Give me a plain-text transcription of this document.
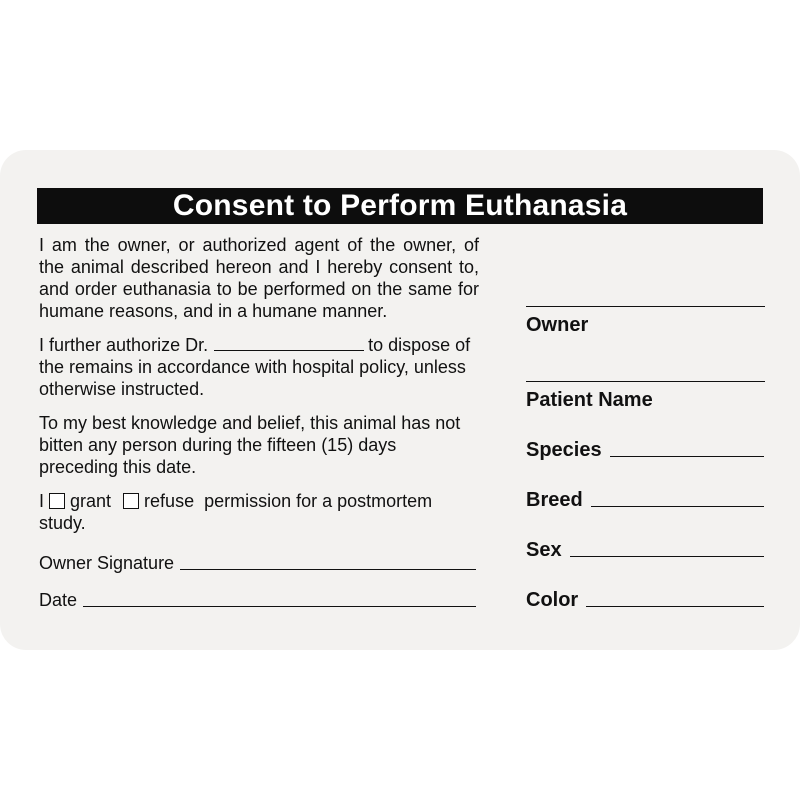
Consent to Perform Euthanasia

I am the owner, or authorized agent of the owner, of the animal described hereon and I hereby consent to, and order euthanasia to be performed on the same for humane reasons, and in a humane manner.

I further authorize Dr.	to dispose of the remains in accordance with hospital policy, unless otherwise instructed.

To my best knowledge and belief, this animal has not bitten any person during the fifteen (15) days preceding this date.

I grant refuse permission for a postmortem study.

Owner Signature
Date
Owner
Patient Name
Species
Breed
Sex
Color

> **INSTRUCTION**:
Go through the preceding material and copy each line that has the word "animal".

> **RESULT**:
I am the owner, or authorized agent of the owner, of the animal described hereon and I hereby consent to, and order euthanasia to be performed on the same for humane reasons, and in a humane manner.
To my best knowledge and belief, this animal has not bitten any person during the fifteen (15) days preceding this date.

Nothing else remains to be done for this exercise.